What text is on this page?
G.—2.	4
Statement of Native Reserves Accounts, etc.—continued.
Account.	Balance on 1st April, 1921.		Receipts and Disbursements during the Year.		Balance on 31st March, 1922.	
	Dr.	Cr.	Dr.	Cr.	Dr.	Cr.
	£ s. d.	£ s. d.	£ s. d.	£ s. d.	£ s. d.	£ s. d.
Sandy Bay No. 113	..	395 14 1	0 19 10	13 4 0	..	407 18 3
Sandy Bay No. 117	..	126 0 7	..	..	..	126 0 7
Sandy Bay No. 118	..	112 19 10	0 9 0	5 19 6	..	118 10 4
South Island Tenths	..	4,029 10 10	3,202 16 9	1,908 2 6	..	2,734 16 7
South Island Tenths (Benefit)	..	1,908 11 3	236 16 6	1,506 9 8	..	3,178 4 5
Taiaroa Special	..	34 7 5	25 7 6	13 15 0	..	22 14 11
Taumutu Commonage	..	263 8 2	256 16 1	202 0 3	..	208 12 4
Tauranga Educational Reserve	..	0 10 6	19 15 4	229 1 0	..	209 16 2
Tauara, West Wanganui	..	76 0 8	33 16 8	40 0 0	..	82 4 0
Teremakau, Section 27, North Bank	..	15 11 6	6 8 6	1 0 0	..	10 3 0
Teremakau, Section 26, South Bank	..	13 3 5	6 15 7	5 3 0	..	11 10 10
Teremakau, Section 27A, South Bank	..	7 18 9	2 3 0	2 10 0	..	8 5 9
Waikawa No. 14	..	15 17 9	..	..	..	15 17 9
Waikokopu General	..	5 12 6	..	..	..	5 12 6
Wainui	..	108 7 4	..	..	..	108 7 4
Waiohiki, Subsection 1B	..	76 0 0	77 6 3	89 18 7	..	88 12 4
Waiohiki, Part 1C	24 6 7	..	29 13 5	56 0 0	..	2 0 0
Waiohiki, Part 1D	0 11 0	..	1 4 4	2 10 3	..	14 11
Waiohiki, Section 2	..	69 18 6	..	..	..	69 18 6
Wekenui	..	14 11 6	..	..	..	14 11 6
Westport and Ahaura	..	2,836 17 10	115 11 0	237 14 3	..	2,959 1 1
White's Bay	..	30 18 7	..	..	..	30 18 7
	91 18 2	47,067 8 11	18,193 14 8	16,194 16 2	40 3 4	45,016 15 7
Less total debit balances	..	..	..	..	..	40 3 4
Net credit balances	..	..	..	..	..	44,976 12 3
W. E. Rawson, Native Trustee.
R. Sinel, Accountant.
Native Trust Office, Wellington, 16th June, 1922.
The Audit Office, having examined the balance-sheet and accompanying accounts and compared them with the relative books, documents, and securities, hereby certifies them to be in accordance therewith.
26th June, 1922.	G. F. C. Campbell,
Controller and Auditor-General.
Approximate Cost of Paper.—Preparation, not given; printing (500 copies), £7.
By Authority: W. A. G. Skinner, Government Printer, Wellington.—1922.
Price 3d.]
___
▶ **Exercise brief**
Spot every line that holds "Island" and copy it.

▶ **Answer to this problem**
South Island Tenths	..	4,029 10 10	3,202 16 9	1,908 2 6	..	2,734 16 7
South Island Tenths (Benefit)	..	1,908 11 3	236 16 6	1,506 9 8	..	3,178 4 5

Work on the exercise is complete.